■ **Input rows**:
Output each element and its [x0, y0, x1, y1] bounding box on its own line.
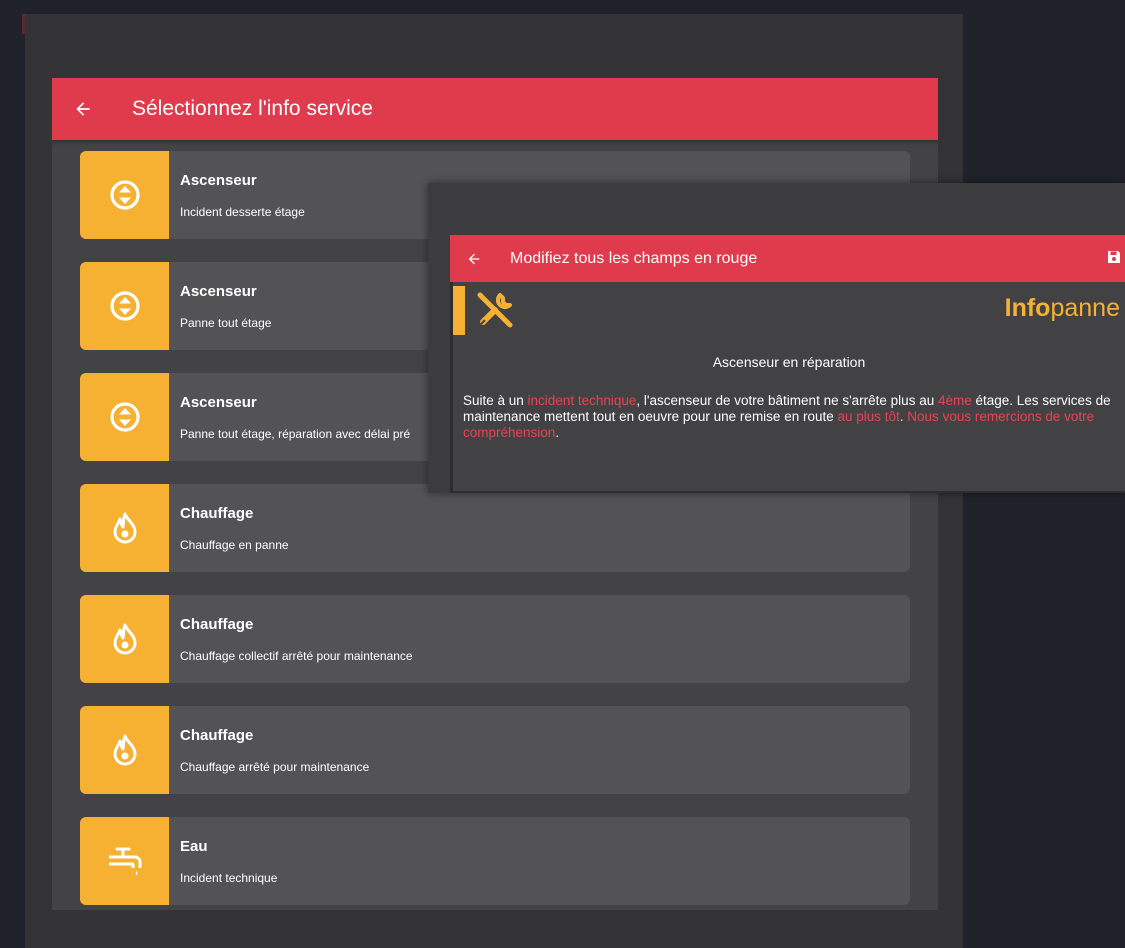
service-title: Eau [180, 837, 208, 855]
message-body: Suite à un incident technique, l'ascense… [463, 393, 1111, 440]
service-item[interactable]: Chauffage Chauffage en panne [80, 484, 910, 572]
dialog-body: Modifiez tous les champs en rouge Infopa… [450, 235, 1125, 493]
repair-tools-icon [477, 292, 513, 328]
elevator-icon [109, 180, 140, 210]
water-pipe-icon [108, 847, 141, 875]
service-subtitle: Panne tout étage [180, 315, 272, 330]
dialog-back-button[interactable] [450, 251, 498, 267]
service-item[interactable]: Eau Incident technique [80, 817, 910, 905]
editable-field-floor[interactable]: 4ème [938, 393, 972, 408]
service-subtitle: Panne tout étage, réparation avec délai … [180, 426, 411, 441]
dialog-app-bar: Modifiez tous les champs en rouge [450, 235, 1125, 282]
arrow-left-icon [76, 102, 90, 116]
service-icon-box [80, 484, 169, 572]
editable-field-delay[interactable]: au plus tôt [837, 409, 899, 424]
service-icon-box [80, 151, 169, 239]
editable-field-incident[interactable]: incident technique [528, 393, 637, 408]
flame-icon [113, 512, 136, 544]
service-title: Chauffage [180, 504, 254, 522]
service-icon-box [80, 262, 169, 350]
service-title: Ascenseur [180, 393, 257, 411]
service-icon-box [80, 706, 169, 794]
message-title[interactable]: Ascenseur en réparation [453, 354, 1125, 370]
service-icon-box [80, 817, 169, 905]
accent-bar [453, 286, 465, 335]
infopanne-logo: Infopanne [1004, 294, 1120, 322]
service-subtitle: Incident technique [180, 870, 278, 885]
service-title: Chauffage [180, 726, 254, 744]
infopanne-card: Infopanne Ascenseur en réparation Suite … [453, 282, 1125, 491]
service-item[interactable]: Chauffage Chauffage collectif arrêté pou… [80, 595, 910, 683]
save-icon [1108, 251, 1120, 263]
service-title: Ascenseur [180, 282, 257, 300]
service-subtitle: Chauffage collectif arrêté pour maintena… [180, 648, 413, 663]
service-icon-box [80, 595, 169, 683]
service-title: Chauffage [180, 615, 254, 633]
elevator-icon [109, 402, 140, 432]
edit-dialog: Modifiez tous les champs en rouge Infopa… [428, 183, 1125, 493]
flame-icon [113, 623, 136, 655]
service-title: Ascenseur [180, 171, 257, 189]
service-subtitle: Chauffage arrêté pour maintenance [180, 759, 370, 774]
save-button[interactable] [1107, 250, 1125, 269]
flame-icon [113, 734, 136, 766]
arrow-left-icon [468, 253, 480, 264]
app-bar: Sélectionnez l'info service [52, 78, 938, 140]
app-bar-title: Sélectionnez l'info service [132, 97, 373, 120]
service-subtitle: Chauffage en panne [180, 537, 289, 552]
back-button[interactable] [52, 99, 114, 119]
service-subtitle: Incident desserte étage [180, 204, 305, 219]
dialog-title: Modifiez tous les champs en rouge [510, 249, 758, 267]
service-item[interactable]: Chauffage Chauffage arrêté pour maintena… [80, 706, 910, 794]
elevator-icon [109, 291, 140, 321]
service-icon-box [80, 373, 169, 461]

■ **Exercise goal**: Rewrite every line of the rows above as a JSON list of strings, one string per line, leaving out blank lines and the pictures.

■ **Exercise solution**:
[
  "Output each element and its [x0, y0, x1, y1] bounding box on its own line.",
  "service-title: Eau [180, 837, 208, 855]",
  "message-body: Suite à un incident technique, l'ascense… [463, 393, 1111, 440]",
  "service-item[interactable]: Chauffage Chauffage en panne [80, 484, 910, 572]",
  "dialog-body: Modifiez tous les champs en rouge Infopa… [450, 235, 1125, 493]",
  "repair-tools-icon [477, 292, 513, 328]",
  "elevator-icon [109, 180, 140, 210]",
  "water-pipe-icon [108, 847, 141, 875]",
  "service-subtitle: Panne tout étage [180, 315, 272, 330]",
  "dialog-back-button[interactable] [450, 251, 498, 267]",
  "service-item[interactable]: Eau Incident technique [80, 817, 910, 905]",
  "editable-field-floor[interactable]: 4ème [938, 393, 972, 408]",
  "service-subtitle: Panne tout étage, réparation avec délai … [180, 426, 411, 441]",
  "dialog-app-bar: Modifiez tous les champs en rouge [450, 235, 1125, 282]",
  "arrow-left-icon [76, 102, 90, 116]",
  "service-icon-box [80, 484, 169, 572]",
  "editable-field-delay[interactable]: au plus tôt [837, 409, 899, 424]",
  "service-icon-box [80, 151, 169, 239]",
  "editable-field-incident[interactable]: incident technique [528, 393, 637, 408]",
  "flame-icon [113, 512, 136, 544]",
  "service-title: Chauffage [180, 504, 254, 522]",
  "service-icon-box [80, 262, 169, 350]",
  "service-title: Ascenseur [180, 393, 257, 411]",
  "service-icon-box [80, 706, 169, 794]",
  "message-title[interactable]: Ascenseur en réparation [453, 354, 1125, 370]",
  "service-icon-box [80, 817, 169, 905]",
  "accent-bar [453, 286, 465, 335]",
  "infopanne-logo: Infopanne [1004, 294, 1120, 322]",
  "service-subtitle: Incident technique [180, 870, 278, 885]",
  "service-title: Chauffage [180, 726, 254, 744]",
  "infopanne-card: Infopanne Ascenseur en réparation Suite … [453, 282, 1125, 491]",
  "service-item[interactable]: Chauffage Chauffage collectif arrêté pou… [80, 595, 910, 683]",
  "save-icon [1108, 251, 1120, 263]",
  "service-title: Ascenseur [180, 282, 257, 300]",
  "service-subtitle: Chauffage collectif arrêté pour maintena… [180, 648, 413, 663]",
  "service-icon-box [80, 595, 169, 683]",
  "service-title: Chauffage [180, 615, 254, 633]",
  "elevator-icon [109, 402, 140, 432]",
  "edit-dialog: Modifiez tous les champs en rouge Infopa… [428, 183, 1125, 493]",
  "flame-icon [113, 623, 136, 655]",
  "service-title: Ascenseur [180, 171, 257, 189]",
  "service-subtitle: Chauffage arrêté pour maintenance [180, 759, 370, 774]",
  "save-button[interactable] [1107, 250, 1125, 269]",
  "flame-icon [113, 734, 136, 766]",
  "arrow-left-icon [468, 253, 480, 264]",
  "app-bar: Sélectionnez l'info service [52, 78, 938, 140]",
  "app-bar-title: Sélectionnez l'info service [132, 97, 373, 120]",
  "service-subtitle: Chauffage en panne [180, 537, 289, 552]",
  "back-button[interactable] [52, 99, 114, 119]",
  "service-subtitle: Incident desserte étage [180, 204, 305, 219]",
  "dialog-title: Modifiez tous les champs en rouge [510, 249, 758, 267]",
  "service-item[interactable]: Chauffage Chauffage arrêté pour maintena… [80, 706, 910, 794]",
  "elevator-icon [109, 291, 140, 321]",
  "service-icon-box [80, 373, 169, 461]"
]